>> START RAW RECORDS

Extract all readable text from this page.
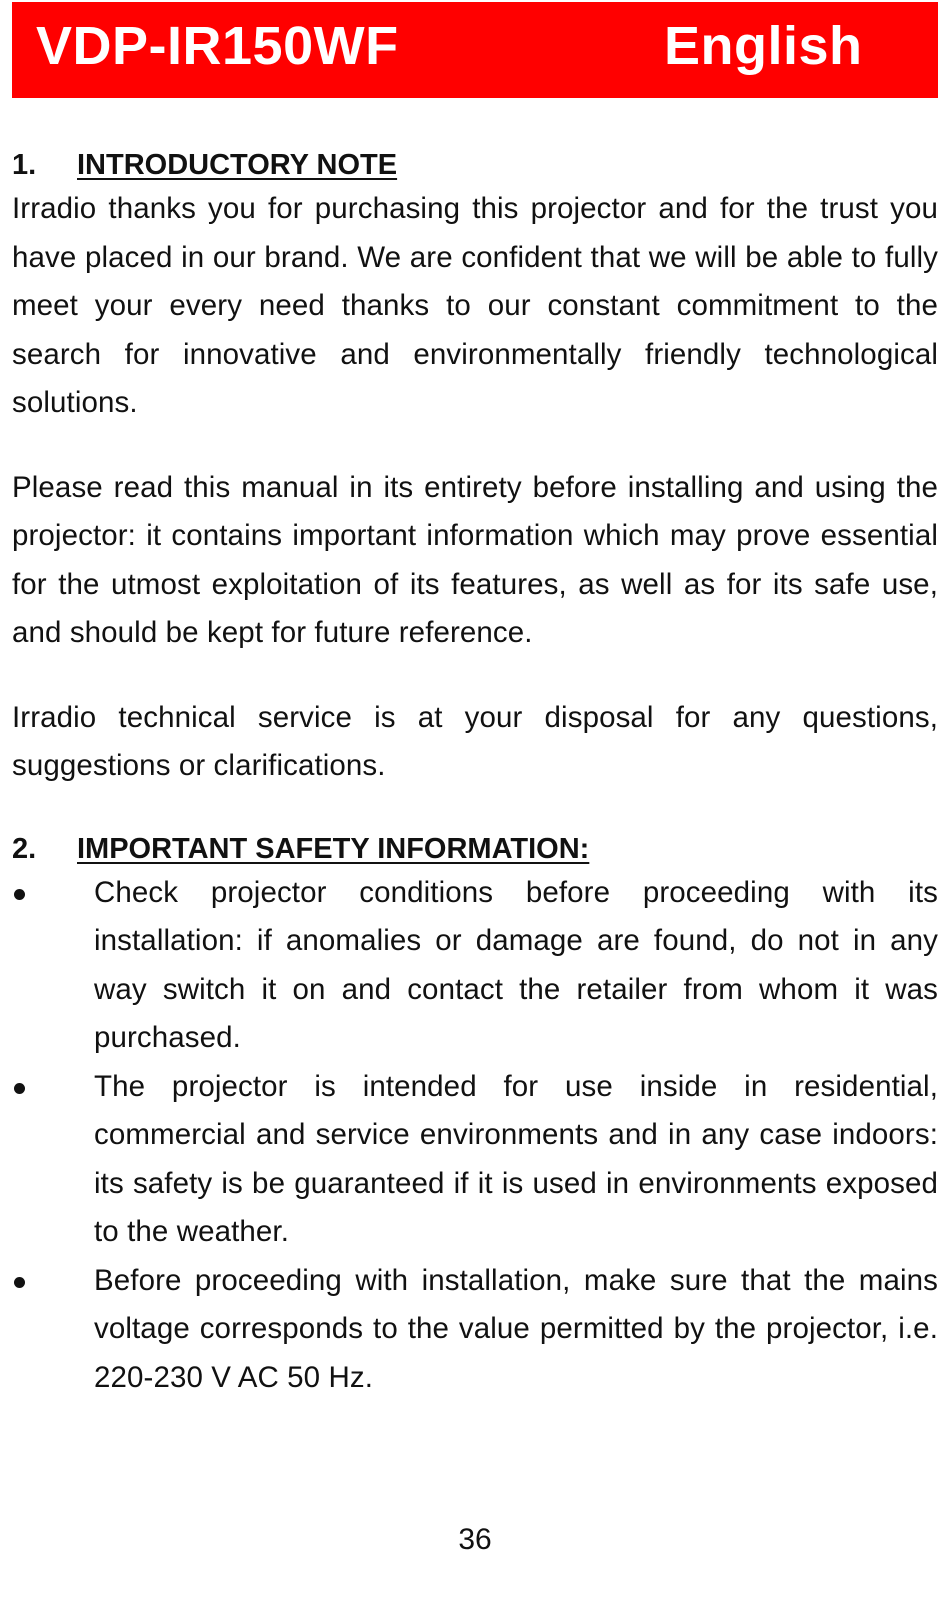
VDP-IR150WF	English
1. INTRODUCTORY NOTE

Irradio thanks you for purchasing this projector and for the trust you have placed in our brand. We are confident that we will be able to fully meet your every need thanks to our constant commitment to the search for innovative and environmentally friendly technological solutions.

Please read this manual in its entirety before installing and using the projector: it contains important information which may prove essential for the utmost exploitation of its features, as well as for its safe use, and should be kept for future reference.

Irradio technical service is at your disposal for any questions, suggestions or clarifications.

2. IMPORTANT SAFETY INFORMATION:

Check projector conditions before proceeding with its installation: if anomalies or damage are found, do not in any way switch it on and contact the retailer from whom it was purchased.

The projector is intended for use inside in residential, commercial and service environments and in any case indoors: its safety is be guaranteed if it is used in environments exposed to the weather.

Before proceeding with installation, make sure that the mains voltage corresponds to the value permitted by the projector, i.e. 220-230 V AC 50 Hz.

36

>> END RAW RECORDS

- [EXERCISE DETAILS]
Using the data above, write out every line exactly, leaving the images behind.

- [TASK SOLUTION]
Extract all readable text from this page.
VDP-IR150WF	English
1. INTRODUCTORY NOTE

Irradio thanks you for purchasing this projector and for the trust you have placed in our brand. We are confident that we will be able to fully meet your every need thanks to our constant commitment to the search for innovative and environmentally friendly technological solutions.

Please read this manual in its entirety before installing and using the projector: it contains important information which may prove essential for the utmost exploitation of its features, as well as for its safe use, and should be kept for future reference.

Irradio technical service is at your disposal for any questions, suggestions or clarifications.

2. IMPORTANT SAFETY INFORMATION:

Check projector conditions before proceeding with its installation: if anomalies or damage are found, do not in any way switch it on and contact the retailer from whom it was purchased.

The projector is intended for use inside in residential, commercial and service environments and in any case indoors: its safety is be guaranteed if it is used in environments exposed to the weather.

Before proceeding with installation, make sure that the mains voltage corresponds to the value permitted by the projector, i.e. 220-230 V AC 50 Hz.

36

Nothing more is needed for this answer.